Description of the task
Extract all lines from the data beneath that include the word "many".

** begin Data for this task **

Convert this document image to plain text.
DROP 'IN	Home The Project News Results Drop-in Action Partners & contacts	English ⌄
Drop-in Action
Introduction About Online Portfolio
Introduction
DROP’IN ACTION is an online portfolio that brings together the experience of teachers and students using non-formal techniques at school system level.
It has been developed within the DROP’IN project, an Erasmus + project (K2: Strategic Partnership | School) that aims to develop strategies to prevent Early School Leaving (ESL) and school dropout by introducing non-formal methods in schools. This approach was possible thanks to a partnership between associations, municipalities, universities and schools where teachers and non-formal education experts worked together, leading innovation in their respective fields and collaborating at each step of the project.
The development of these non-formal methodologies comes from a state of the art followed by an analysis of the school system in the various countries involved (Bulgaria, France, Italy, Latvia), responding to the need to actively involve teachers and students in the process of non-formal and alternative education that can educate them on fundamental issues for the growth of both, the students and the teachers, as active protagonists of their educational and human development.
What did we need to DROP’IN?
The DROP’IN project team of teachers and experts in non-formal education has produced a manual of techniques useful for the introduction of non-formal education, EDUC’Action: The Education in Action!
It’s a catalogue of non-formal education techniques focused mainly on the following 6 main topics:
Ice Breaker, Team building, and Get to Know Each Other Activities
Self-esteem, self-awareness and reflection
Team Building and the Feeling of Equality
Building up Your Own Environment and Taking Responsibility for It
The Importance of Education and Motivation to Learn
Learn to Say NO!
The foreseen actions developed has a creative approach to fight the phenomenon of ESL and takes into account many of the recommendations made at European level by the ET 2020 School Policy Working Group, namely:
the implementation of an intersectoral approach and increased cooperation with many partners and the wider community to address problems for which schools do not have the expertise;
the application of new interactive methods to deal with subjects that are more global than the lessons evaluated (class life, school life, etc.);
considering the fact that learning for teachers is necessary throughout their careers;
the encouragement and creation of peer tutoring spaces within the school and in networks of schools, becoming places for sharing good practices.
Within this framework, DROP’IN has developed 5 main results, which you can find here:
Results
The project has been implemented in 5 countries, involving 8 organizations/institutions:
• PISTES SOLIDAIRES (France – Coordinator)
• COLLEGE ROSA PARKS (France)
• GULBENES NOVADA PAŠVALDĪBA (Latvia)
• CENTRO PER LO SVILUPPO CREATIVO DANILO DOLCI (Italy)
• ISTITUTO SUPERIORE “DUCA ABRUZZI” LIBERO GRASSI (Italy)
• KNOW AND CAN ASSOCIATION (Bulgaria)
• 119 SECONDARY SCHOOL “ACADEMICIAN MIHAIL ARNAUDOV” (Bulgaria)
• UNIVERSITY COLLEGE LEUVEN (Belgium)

** end Data for this task **
** begin Data for this task **

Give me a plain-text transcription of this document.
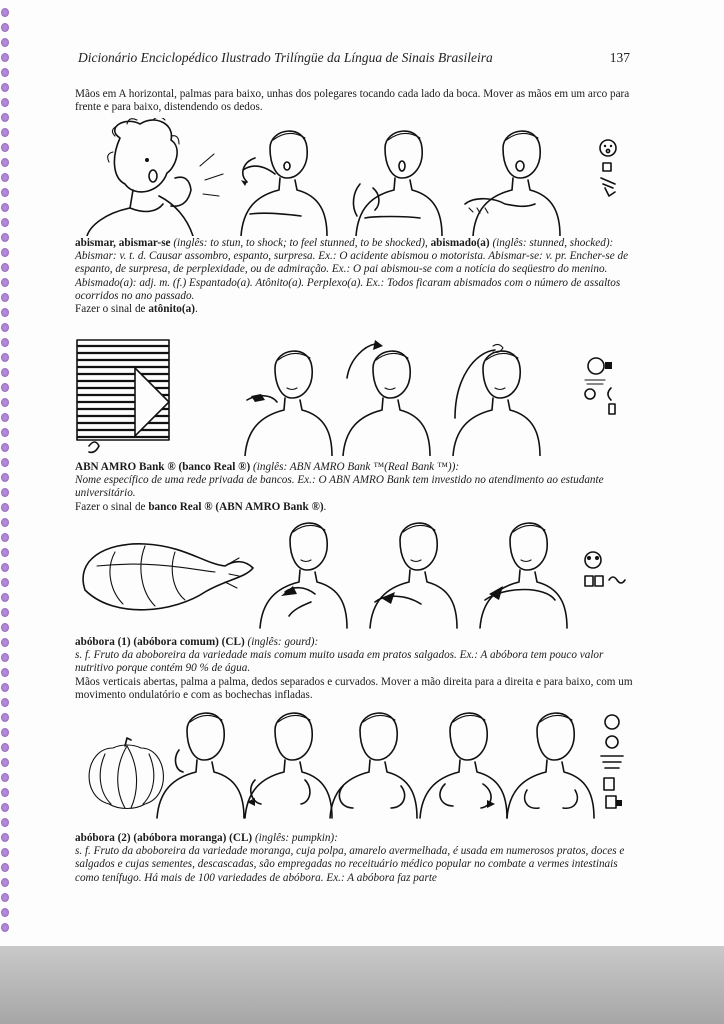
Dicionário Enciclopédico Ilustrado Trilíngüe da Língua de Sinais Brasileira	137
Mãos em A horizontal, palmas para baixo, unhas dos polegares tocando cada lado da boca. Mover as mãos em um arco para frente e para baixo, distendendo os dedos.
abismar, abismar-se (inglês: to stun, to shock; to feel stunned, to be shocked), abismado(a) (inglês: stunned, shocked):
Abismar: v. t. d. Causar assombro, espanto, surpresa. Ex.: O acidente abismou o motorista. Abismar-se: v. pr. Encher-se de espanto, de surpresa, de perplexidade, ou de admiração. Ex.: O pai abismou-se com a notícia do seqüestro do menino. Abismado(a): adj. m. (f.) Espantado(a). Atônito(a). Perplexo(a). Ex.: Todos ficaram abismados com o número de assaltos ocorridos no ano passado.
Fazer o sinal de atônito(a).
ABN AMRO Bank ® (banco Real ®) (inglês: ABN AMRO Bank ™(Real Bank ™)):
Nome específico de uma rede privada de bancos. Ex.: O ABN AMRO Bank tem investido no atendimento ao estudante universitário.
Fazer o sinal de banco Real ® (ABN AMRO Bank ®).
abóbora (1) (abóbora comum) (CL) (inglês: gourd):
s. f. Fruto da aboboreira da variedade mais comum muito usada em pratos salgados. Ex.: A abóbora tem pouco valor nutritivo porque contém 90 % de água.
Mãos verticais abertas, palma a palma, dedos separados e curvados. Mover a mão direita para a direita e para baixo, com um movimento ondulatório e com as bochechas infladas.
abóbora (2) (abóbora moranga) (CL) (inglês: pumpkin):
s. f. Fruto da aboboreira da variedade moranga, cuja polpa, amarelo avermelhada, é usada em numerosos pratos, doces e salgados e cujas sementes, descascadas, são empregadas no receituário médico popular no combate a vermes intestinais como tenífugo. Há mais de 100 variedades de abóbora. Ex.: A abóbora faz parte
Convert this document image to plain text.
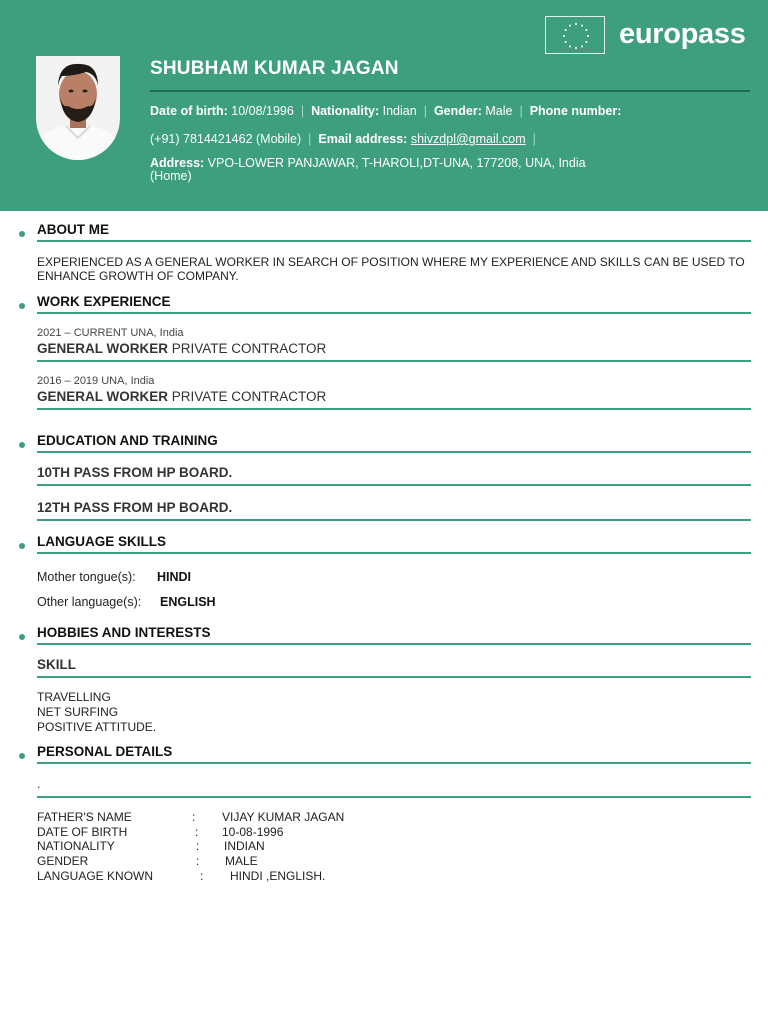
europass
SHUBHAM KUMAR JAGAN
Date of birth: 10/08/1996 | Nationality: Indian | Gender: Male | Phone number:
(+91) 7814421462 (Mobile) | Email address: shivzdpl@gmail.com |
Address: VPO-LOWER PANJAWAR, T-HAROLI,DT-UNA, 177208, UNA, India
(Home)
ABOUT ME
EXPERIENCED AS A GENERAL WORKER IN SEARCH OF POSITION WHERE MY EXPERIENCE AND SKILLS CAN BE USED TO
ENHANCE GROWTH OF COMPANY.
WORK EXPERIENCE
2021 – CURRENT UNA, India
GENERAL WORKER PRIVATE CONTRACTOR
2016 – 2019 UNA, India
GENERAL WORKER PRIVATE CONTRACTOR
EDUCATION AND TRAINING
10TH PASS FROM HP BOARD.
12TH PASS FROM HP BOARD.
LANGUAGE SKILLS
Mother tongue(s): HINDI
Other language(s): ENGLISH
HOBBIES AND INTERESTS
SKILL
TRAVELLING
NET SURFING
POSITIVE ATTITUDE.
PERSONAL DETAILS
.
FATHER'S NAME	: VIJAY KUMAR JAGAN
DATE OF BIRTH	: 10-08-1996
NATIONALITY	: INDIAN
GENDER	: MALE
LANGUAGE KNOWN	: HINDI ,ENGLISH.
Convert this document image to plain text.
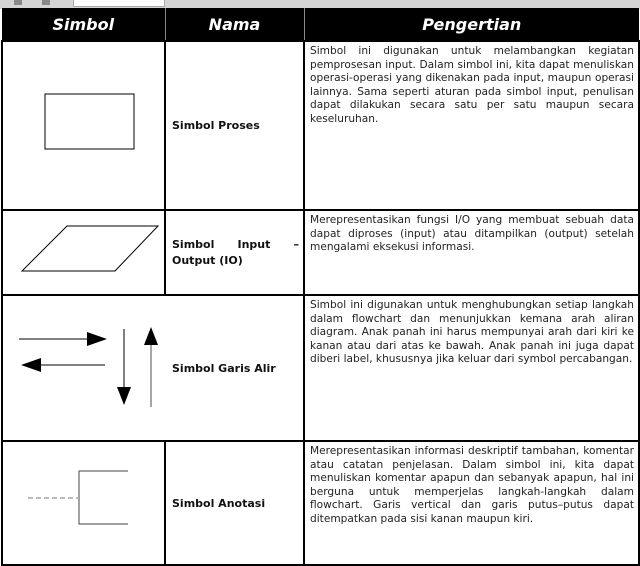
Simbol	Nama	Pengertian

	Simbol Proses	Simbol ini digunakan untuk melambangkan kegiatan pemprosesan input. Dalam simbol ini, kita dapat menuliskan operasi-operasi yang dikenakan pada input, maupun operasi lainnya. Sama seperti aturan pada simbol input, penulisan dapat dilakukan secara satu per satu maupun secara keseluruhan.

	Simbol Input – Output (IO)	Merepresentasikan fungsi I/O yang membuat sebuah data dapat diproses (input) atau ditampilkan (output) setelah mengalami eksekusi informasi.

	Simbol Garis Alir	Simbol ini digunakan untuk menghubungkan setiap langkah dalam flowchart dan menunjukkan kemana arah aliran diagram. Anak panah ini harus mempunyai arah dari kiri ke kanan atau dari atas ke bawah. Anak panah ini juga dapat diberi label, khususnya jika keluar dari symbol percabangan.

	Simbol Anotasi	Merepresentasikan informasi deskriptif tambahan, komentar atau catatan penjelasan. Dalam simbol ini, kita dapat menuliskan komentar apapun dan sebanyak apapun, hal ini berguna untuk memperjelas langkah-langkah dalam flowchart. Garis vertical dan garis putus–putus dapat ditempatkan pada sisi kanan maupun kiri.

** end Data for this task **
** begin Data for this task **

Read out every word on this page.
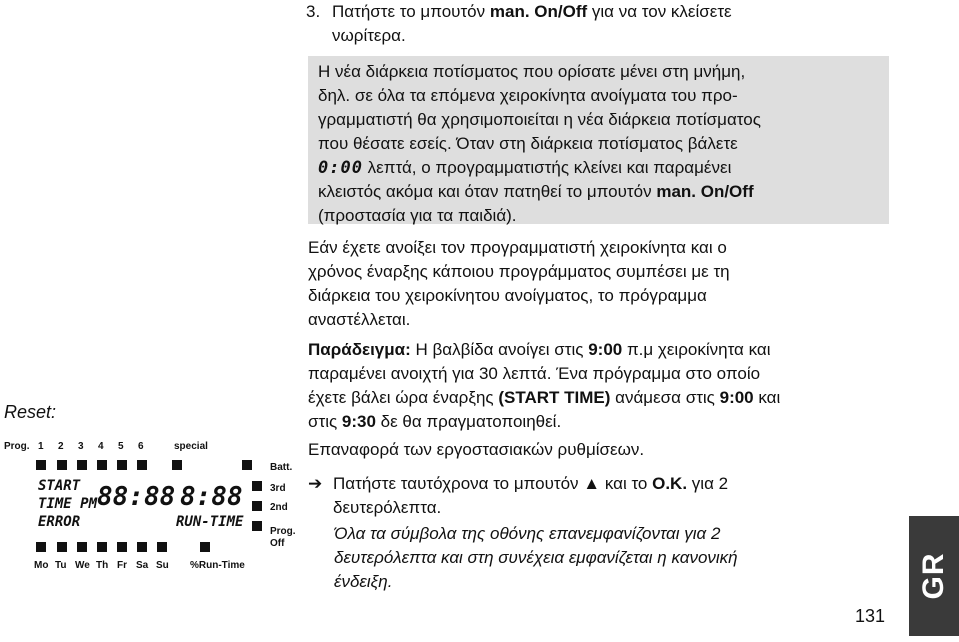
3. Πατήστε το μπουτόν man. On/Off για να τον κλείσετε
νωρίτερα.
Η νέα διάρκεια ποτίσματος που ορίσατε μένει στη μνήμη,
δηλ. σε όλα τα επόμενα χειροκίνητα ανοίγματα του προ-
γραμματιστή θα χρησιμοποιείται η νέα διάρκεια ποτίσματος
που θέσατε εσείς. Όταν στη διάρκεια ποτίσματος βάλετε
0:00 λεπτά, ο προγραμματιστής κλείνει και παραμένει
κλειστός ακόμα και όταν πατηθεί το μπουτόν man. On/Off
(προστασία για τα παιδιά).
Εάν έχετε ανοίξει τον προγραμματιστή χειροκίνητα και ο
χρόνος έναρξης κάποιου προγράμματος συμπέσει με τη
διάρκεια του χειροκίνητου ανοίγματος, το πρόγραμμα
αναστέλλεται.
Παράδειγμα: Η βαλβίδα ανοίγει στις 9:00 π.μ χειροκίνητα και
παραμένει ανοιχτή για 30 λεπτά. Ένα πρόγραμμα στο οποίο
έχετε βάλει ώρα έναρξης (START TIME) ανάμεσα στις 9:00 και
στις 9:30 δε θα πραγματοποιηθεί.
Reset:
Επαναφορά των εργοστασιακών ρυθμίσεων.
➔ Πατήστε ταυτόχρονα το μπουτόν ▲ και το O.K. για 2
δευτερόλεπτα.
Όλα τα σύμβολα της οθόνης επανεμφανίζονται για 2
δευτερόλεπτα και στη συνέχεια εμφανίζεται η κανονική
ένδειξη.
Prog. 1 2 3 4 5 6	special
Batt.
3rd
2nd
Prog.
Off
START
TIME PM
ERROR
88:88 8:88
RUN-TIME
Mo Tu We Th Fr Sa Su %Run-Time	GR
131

** end Data for this task **

Task output
The foreseen actions developed has a creative approach to fight the phenomenon of ESL and takes into account many of the recommendations made at European level by the ET 2020 School Policy Working Group, namely:
the implementation of an intersectoral approach and increased cooperation with many partners and the wider community to address problems for which schools do not have the expertise;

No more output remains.